> _RECORDS TO PROCESS_
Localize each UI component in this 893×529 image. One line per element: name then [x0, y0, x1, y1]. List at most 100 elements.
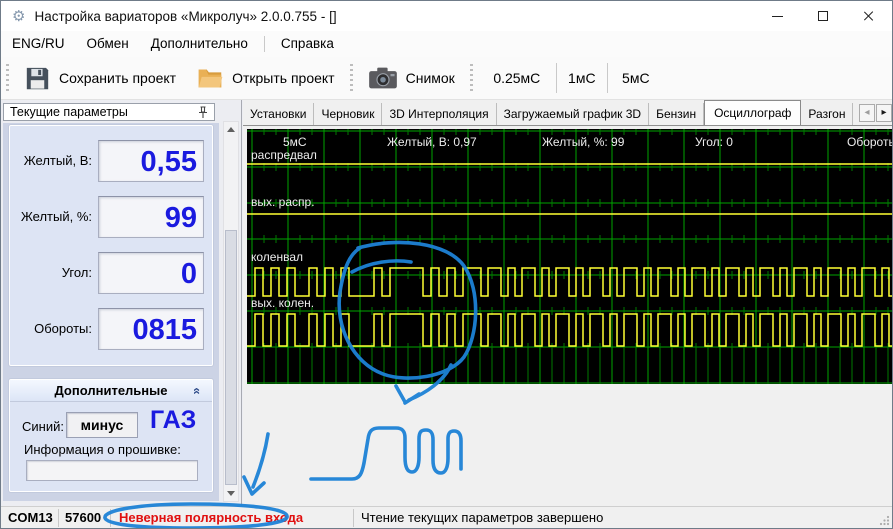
field-yellow-percent: Желтый, %: 99	[10, 196, 212, 238]
panel-content: Желтый, В: 0,55 Желтый, %: 99 Угол: 0 Об…	[3, 123, 219, 501]
field-label: Желтый, В:	[23, 153, 92, 168]
tab-zagruzhaemyj-grafik-3d[interactable]: Загружаемый график 3D	[497, 103, 650, 125]
scope-grid-and-traces	[247, 129, 892, 384]
scope-yellow-volts: Желтый, В: 0,97	[387, 135, 477, 149]
status-bar: COM13 57600 Неверная полярность входа Чт…	[1, 506, 892, 528]
field-label: Обороты:	[34, 321, 92, 336]
field-value-box: 0	[98, 252, 204, 294]
oscilloscope-display: 5мС Желтый, В: 0,97 Желтый, %: 99 Угол: …	[247, 129, 892, 384]
toolbar-grip	[6, 64, 9, 92]
additional-group: Дополнительные « Синий: минус ГАЗ Информ…	[9, 379, 213, 492]
snapshot-button[interactable]: Снимок	[358, 61, 465, 95]
timebase-025ms-button[interactable]: 0.25мС	[478, 66, 556, 90]
minimize-icon	[771, 15, 783, 17]
folder-icon	[198, 69, 223, 87]
timebase-5ms-button[interactable]: 5мС	[608, 66, 664, 90]
timebase-1ms-button[interactable]: 1мС	[557, 66, 607, 90]
minimize-button[interactable]	[754, 1, 800, 31]
oscilloscope-page: 5мС Желтый, В: 0,97 Желтый, %: 99 Угол: …	[243, 126, 892, 506]
field-value: 0815	[132, 314, 197, 346]
save-project-button[interactable]: Сохранить проект	[14, 61, 186, 96]
com-port-status: COM13	[8, 510, 53, 525]
resize-grip[interactable]	[879, 515, 890, 526]
field-value-box: 99	[98, 196, 204, 238]
status-message: Чтение текущих параметров завершено	[361, 510, 604, 525]
field-label: Желтый, %:	[20, 209, 92, 224]
additional-group-title: Дополнительные	[54, 383, 168, 398]
maximize-icon	[818, 11, 828, 21]
menu-bar: ENG/RU Обмен Дополнительно Справка	[1, 31, 892, 57]
menu-engru[interactable]: ENG/RU	[1, 31, 76, 57]
tab-statistika[interactable]: Статистика	[853, 103, 856, 125]
panel-scrollbar[interactable]	[223, 121, 239, 502]
tab-scroll-left-button[interactable]: ◂	[859, 104, 875, 122]
scrollbar-up-button[interactable]	[224, 122, 238, 137]
baud-rate-status: 57600	[65, 510, 102, 525]
field-angle: Угол: 0	[10, 252, 212, 294]
status-separator	[353, 509, 354, 527]
field-value: 0,55	[140, 146, 197, 178]
scope-yellow-percent: Желтый, %: 99	[542, 135, 625, 149]
tab-chernovik[interactable]: Черновик	[314, 103, 383, 125]
panel-splitter[interactable]	[241, 100, 242, 506]
fuel-indicator: ГАЗ	[150, 406, 197, 434]
tab-3d-interpolyaciya[interactable]: 3D Интерполяция	[382, 103, 497, 125]
field-value-box: 0815	[98, 308, 204, 350]
blue-channel-label: Синий:	[22, 419, 64, 434]
field-rpm: Обороты: 0815	[10, 308, 212, 350]
status-separator	[110, 509, 111, 527]
menu-spravka[interactable]: Справка	[270, 31, 345, 57]
close-button[interactable]	[846, 1, 892, 31]
pin-icon[interactable]	[198, 105, 208, 119]
floppy-disk-icon	[26, 67, 49, 89]
scrollbar-down-button[interactable]	[224, 486, 238, 501]
maximize-button[interactable]	[800, 1, 846, 31]
app-gear-icon: ⚙	[12, 7, 26, 25]
save-project-label: Сохранить проект	[59, 70, 177, 86]
field-label: Угол:	[61, 265, 92, 280]
scope-timebase: 5мС	[283, 135, 307, 149]
field-value: 99	[164, 202, 197, 234]
panel-header-title: Текущие параметры	[10, 105, 128, 119]
blue-polarity-box[interactable]: минус	[66, 412, 138, 438]
arrow-up-icon	[227, 127, 235, 132]
open-project-label: Открыть проект	[232, 70, 335, 86]
firmware-info-input[interactable]	[26, 460, 198, 481]
toolbar-grip	[349, 64, 353, 92]
channel-label-kolenval: коленвал	[251, 250, 304, 264]
scope-rpm: Обороты:	[847, 135, 892, 149]
channel-label-vyh-kolen: вых. колен.	[251, 296, 315, 310]
menu-separator	[263, 36, 265, 52]
panel-header: Текущие параметры	[3, 103, 215, 121]
app-window: ⚙ Настройка вариаторов «Микролуч» 2.0.0.…	[0, 0, 893, 529]
firmware-info-label: Информация о прошивке:	[24, 442, 181, 457]
window-title: Настройка вариаторов «Микролуч» 2.0.0.75…	[34, 8, 337, 24]
tab-benzin[interactable]: Бензин	[649, 103, 705, 125]
channel-label-raspredval: распредвал	[251, 148, 317, 162]
tab-scroll-right-button[interactable]: ▸	[876, 104, 892, 122]
field-value: 0	[180, 258, 197, 290]
channel-label-vyh-raspr: вых. распр.	[251, 195, 315, 209]
arrow-down-icon	[227, 491, 235, 496]
current-parameters-panel: Текущие параметры Желтый, В: 0,55 Желтый…	[1, 100, 243, 506]
status-separator	[58, 509, 59, 527]
toolbar-grip	[469, 64, 473, 92]
field-value-box: 0,55	[98, 140, 204, 182]
polarity-warning-text: Неверная полярность входа	[119, 510, 304, 525]
close-icon	[863, 10, 875, 22]
menu-dopolnitelno[interactable]: Дополнительно	[140, 31, 259, 57]
scrollbar-thumb[interactable]	[225, 230, 237, 485]
menu-obmen[interactable]: Обмен	[76, 31, 140, 57]
tab-oscillograf[interactable]: Осциллограф	[704, 100, 802, 125]
tab-ustanovki[interactable]: Установки	[243, 103, 315, 125]
open-project-button[interactable]: Открыть проект	[186, 61, 345, 96]
camera-icon	[368, 67, 397, 89]
additional-group-header: Дополнительные «	[10, 380, 212, 402]
scope-angle: Угол: 0	[695, 135, 733, 149]
parameters-group: Желтый, В: 0,55 Желтый, %: 99 Угол: 0 Об…	[9, 125, 213, 366]
snapshot-label: Снимок	[405, 70, 455, 86]
tab-razgon[interactable]: Разгон	[801, 103, 854, 125]
toolbar: Сохранить проект Открыть проект Снимок 0…	[1, 57, 892, 100]
collapse-chevron-icon[interactable]: «	[186, 384, 208, 398]
tab-strip: Установки Черновик 3D Интерполяция Загру…	[243, 100, 892, 126]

> _WHAT THE EXERCISE ASKS_
Starting at the line that has "196, 212, 238]" and ending after the line that has "oscilloscope-display: 5мС Желтый, В: 0,97", copy those lines from the records exactly as they appear.

> _EXERCISE SOLUTION_
field-yellow-percent: Желтый, %: 99	[10, 196, 212, 238]
panel-content: Желтый, В: 0,55 Желтый, %: 99 Угол: 0 Об…	[3, 123, 219, 501]
field-label: Желтый, В:	[23, 153, 92, 168]
tab-zagruzhaemyj-grafik-3d[interactable]: Загружаемый график 3D	[497, 103, 650, 125]
scope-grid-and-traces	[247, 129, 892, 384]
scope-yellow-volts: Желтый, В: 0,97	[387, 135, 477, 149]
status-bar: COM13 57600 Неверная полярность входа Чт…	[1, 506, 892, 528]
field-label: Обороты:	[34, 321, 92, 336]
field-value-box: 0	[98, 252, 204, 294]
oscilloscope-display: 5мС Желтый, В: 0,97 Желтый, %: 99 Угол: …	[247, 129, 892, 384]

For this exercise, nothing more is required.